● What this task involves: Could you write out the records exactly as they are given?
####################
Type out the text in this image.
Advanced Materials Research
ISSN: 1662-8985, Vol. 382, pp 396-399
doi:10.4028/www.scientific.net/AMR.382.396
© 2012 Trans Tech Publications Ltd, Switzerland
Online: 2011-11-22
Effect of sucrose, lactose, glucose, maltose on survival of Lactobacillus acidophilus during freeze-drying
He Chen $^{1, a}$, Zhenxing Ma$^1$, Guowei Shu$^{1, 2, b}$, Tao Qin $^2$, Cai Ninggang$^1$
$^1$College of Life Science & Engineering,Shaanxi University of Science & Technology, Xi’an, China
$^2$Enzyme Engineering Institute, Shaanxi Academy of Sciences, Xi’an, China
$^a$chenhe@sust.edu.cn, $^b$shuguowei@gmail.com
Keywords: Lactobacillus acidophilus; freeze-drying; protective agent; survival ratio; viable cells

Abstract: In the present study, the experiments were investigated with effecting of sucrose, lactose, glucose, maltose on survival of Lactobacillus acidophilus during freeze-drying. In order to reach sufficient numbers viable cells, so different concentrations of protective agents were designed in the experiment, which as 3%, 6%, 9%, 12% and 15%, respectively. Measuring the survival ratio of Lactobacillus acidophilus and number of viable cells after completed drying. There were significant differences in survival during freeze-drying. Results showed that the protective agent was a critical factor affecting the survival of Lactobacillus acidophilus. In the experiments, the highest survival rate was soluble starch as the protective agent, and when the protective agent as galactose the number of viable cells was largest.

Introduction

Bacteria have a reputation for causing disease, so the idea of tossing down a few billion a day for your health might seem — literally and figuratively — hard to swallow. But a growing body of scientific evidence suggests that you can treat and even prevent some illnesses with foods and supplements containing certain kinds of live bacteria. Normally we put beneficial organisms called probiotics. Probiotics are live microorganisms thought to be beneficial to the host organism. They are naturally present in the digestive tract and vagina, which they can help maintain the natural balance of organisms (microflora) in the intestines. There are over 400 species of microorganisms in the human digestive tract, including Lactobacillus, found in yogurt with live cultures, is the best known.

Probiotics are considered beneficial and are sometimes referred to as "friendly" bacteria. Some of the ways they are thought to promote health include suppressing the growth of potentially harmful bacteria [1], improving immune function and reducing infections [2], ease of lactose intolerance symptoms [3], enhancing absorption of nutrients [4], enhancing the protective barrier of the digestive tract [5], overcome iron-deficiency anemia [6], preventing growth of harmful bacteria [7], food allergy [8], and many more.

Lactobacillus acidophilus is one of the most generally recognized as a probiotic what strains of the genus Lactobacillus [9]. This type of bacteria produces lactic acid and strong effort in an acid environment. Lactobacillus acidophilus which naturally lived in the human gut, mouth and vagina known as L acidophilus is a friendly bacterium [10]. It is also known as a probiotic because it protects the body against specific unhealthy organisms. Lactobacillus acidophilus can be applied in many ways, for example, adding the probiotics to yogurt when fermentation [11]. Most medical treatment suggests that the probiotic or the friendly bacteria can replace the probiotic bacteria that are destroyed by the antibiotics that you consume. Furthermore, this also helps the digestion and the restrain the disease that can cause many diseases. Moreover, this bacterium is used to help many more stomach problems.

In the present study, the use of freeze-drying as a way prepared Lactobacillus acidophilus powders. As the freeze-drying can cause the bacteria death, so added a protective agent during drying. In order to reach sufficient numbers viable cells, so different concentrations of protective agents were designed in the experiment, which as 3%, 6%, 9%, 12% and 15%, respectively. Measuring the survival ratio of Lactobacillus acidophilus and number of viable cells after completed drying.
####################
● Written answer:
Type out the text in this image.
Advanced Materials Research
ISSN: 1662-8985, Vol. 382, pp 396-399
doi:10.4028/www.scientific.net/AMR.382.396
© 2012 Trans Tech Publications Ltd, Switzerland
Online: 2011-11-22
Effect of sucrose, lactose, glucose, maltose on survival of Lactobacillus acidophilus during freeze-drying
He Chen $^{1, a}$, Zhenxing Ma$^1$, Guowei Shu$^{1, 2, b}$, Tao Qin $^2$, Cai Ninggang$^1$
$^1$College of Life Science & Engineering,Shaanxi University of Science & Technology, Xi’an, China
$^2$Enzyme Engineering Institute, Shaanxi Academy of Sciences, Xi’an, China
$^a$chenhe@sust.edu.cn, $^b$shuguowei@gmail.com
Keywords: Lactobacillus acidophilus; freeze-drying; protective agent; survival ratio; viable cells

Abstract: In the present study, the experiments were investigated with effecting of sucrose, lactose, glucose, maltose on survival of Lactobacillus acidophilus during freeze-drying. In order to reach sufficient numbers viable cells, so different concentrations of protective agents were designed in the experiment, which as 3%, 6%, 9%, 12% and 15%, respectively. Measuring the survival ratio of Lactobacillus acidophilus and number of viable cells after completed drying. There were significant differences in survival during freeze-drying. Results showed that the protective agent was a critical factor affecting the survival of Lactobacillus acidophilus. In the experiments, the highest survival rate was soluble starch as the protective agent, and when the protective agent as galactose the number of viable cells was largest.

Introduction

Bacteria have a reputation for causing disease, so the idea of tossing down a few billion a day for your health might seem — literally and figuratively — hard to swallow. But a growing body of scientific evidence suggests that you can treat and even prevent some illnesses with foods and supplements containing certain kinds of live bacteria. Normally we put beneficial organisms called probiotics. Probiotics are live microorganisms thought to be beneficial to the host organism. They are naturally present in the digestive tract and vagina, which they can help maintain the natural balance of organisms (microflora) in the intestines. There are over 400 species of microorganisms in the human digestive tract, including Lactobacillus, found in yogurt with live cultures, is the best known.

Probiotics are considered beneficial and are sometimes referred to as "friendly" bacteria. Some of the ways they are thought to promote health include suppressing the growth of potentially harmful bacteria [1], improving immune function and reducing infections [2], ease of lactose intolerance symptoms [3], enhancing absorption of nutrients [4], enhancing the protective barrier of the digestive tract [5], overcome iron-deficiency anemia [6], preventing growth of harmful bacteria [7], food allergy [8], and many more.

Lactobacillus acidophilus is one of the most generally recognized as a probiotic what strains of the genus Lactobacillus [9]. This type of bacteria produces lactic acid and strong effort in an acid environment. Lactobacillus acidophilus which naturally lived in the human gut, mouth and vagina known as L acidophilus is a friendly bacterium [10]. It is also known as a probiotic because it protects the body against specific unhealthy organisms. Lactobacillus acidophilus can be applied in many ways, for example, adding the probiotics to yogurt when fermentation [11]. Most medical treatment suggests that the probiotic or the friendly bacteria can replace the probiotic bacteria that are destroyed by the antibiotics that you consume. Furthermore, this also helps the digestion and the restrain the disease that can cause many diseases. Moreover, this bacterium is used to help many more stomach problems.

In the present study, the use of freeze-drying as a way prepared Lactobacillus acidophilus powders. As the freeze-drying can cause the bacteria death, so added a protective agent during drying. In order to reach sufficient numbers viable cells, so different concentrations of protective agents were designed in the experiment, which as 3%, 6%, 9%, 12% and 15%, respectively. Measuring the survival ratio of Lactobacillus acidophilus and number of viable cells after completed drying.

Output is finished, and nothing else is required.